*** Given data ***

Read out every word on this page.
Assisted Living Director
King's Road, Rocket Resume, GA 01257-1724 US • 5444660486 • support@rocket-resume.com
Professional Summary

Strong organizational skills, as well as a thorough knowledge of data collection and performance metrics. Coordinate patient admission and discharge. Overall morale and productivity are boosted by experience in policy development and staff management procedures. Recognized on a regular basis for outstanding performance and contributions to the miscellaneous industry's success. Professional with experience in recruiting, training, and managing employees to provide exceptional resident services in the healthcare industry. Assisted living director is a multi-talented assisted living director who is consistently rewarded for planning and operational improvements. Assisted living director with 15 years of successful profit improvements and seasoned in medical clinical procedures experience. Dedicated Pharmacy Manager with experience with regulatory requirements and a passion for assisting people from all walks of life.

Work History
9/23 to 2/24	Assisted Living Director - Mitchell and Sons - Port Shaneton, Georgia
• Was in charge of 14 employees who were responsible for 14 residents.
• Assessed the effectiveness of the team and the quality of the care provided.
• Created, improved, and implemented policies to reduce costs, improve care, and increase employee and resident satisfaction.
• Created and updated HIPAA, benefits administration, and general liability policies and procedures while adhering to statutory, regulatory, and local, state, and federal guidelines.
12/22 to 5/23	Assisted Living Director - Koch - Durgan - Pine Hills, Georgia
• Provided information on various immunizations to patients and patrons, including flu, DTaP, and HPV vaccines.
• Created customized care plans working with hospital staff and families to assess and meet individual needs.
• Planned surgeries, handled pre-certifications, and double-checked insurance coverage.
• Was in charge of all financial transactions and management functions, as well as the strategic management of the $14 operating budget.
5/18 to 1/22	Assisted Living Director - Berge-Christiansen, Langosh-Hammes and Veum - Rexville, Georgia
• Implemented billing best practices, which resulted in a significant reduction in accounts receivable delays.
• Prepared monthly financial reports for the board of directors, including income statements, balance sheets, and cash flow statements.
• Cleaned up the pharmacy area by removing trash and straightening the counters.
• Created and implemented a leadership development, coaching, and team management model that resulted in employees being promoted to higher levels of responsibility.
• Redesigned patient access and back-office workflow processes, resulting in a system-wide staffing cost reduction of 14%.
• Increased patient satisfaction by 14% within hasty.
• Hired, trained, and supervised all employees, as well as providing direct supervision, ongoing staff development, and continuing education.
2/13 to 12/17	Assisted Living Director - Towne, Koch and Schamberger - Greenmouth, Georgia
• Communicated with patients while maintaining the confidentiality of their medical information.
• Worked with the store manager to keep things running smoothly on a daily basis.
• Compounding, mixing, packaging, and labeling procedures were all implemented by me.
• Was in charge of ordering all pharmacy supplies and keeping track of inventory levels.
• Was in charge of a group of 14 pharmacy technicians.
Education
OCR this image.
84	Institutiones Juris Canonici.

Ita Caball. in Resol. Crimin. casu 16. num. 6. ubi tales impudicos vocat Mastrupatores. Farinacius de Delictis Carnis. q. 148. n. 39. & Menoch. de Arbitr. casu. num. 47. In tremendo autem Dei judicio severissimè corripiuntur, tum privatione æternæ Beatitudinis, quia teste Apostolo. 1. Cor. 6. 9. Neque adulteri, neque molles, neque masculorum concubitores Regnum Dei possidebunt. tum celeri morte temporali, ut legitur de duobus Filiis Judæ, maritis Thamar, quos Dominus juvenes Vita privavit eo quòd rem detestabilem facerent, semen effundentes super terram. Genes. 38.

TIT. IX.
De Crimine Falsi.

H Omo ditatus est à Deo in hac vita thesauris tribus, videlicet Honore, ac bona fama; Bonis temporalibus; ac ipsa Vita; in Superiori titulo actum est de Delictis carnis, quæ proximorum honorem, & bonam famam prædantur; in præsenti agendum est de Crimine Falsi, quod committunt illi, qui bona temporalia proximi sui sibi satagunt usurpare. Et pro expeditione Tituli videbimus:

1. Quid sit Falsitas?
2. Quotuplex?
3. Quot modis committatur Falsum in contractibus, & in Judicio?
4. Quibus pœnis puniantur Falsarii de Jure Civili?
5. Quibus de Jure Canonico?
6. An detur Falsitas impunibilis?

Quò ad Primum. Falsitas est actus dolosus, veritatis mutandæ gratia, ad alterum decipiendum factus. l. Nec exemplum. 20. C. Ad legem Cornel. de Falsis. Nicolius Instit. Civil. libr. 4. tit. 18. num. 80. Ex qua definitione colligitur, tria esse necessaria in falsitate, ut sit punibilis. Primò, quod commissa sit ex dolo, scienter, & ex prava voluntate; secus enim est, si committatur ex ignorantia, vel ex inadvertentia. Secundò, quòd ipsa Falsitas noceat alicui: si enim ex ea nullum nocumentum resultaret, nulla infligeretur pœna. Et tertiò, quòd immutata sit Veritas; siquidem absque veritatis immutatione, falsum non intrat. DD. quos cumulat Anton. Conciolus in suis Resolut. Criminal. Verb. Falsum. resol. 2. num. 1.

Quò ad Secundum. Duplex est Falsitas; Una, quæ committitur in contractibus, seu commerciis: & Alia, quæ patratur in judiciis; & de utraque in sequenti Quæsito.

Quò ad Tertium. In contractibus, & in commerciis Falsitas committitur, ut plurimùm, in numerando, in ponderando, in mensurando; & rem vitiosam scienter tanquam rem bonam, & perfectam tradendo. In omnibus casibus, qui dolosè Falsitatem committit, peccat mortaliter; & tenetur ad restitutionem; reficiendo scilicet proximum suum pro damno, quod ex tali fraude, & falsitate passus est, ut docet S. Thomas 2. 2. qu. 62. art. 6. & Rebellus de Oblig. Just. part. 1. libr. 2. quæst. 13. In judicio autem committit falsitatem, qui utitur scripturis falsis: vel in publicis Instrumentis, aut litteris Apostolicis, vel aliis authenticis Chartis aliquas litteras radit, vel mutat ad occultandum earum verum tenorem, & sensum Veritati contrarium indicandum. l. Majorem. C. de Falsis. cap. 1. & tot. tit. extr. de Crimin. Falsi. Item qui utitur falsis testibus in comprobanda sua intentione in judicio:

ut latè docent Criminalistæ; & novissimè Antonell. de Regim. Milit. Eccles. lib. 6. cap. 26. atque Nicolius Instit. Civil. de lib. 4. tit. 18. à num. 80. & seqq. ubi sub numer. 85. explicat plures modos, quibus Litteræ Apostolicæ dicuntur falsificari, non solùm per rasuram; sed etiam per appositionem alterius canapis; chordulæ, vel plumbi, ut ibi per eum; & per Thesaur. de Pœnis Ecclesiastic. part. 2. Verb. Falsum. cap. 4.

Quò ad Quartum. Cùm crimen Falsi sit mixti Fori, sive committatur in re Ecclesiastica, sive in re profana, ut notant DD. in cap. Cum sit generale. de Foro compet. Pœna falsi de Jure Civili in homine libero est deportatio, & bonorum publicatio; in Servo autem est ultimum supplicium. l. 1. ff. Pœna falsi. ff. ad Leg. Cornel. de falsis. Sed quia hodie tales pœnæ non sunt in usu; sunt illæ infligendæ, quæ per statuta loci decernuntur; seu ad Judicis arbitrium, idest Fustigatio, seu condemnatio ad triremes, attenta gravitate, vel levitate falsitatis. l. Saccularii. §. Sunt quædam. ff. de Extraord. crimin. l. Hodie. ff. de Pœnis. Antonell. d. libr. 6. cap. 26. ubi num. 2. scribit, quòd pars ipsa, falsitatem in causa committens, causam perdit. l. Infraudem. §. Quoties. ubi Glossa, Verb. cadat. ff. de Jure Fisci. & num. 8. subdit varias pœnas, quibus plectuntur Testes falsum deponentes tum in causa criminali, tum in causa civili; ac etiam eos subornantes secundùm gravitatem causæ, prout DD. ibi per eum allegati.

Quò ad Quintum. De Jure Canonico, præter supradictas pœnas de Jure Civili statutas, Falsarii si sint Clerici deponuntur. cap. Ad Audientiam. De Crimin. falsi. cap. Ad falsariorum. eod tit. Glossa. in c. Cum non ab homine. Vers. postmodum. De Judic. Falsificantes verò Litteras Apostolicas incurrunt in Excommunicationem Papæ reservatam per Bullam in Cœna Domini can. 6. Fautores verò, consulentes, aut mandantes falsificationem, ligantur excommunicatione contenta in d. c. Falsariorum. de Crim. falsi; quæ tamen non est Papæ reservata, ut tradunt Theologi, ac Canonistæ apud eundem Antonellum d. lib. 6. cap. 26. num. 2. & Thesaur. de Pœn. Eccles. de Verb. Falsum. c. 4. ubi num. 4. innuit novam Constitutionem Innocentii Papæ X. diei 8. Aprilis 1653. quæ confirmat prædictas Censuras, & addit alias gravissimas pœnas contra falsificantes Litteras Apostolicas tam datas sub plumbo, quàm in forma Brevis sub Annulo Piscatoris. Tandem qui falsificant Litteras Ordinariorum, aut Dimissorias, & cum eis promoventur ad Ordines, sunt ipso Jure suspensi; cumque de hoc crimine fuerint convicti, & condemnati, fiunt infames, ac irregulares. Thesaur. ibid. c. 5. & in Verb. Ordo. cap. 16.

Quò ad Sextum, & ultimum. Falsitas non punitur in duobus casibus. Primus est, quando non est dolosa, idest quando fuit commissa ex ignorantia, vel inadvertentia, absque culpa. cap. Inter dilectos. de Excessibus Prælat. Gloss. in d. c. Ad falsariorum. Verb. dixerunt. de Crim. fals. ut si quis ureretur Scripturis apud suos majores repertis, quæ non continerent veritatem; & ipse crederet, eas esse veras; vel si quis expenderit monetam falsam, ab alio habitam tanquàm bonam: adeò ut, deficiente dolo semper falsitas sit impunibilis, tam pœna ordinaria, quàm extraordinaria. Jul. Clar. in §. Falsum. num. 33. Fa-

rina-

*** End of Given data ***

Work instructions ▸ Which lines above hold the string "were"? Please copy all of them.

Exercise result ▸
• Was in charge of 14 employees who were responsible for 14 residents.
• Compounding, mixing, packaging, and labeling procedures were all implemented by me.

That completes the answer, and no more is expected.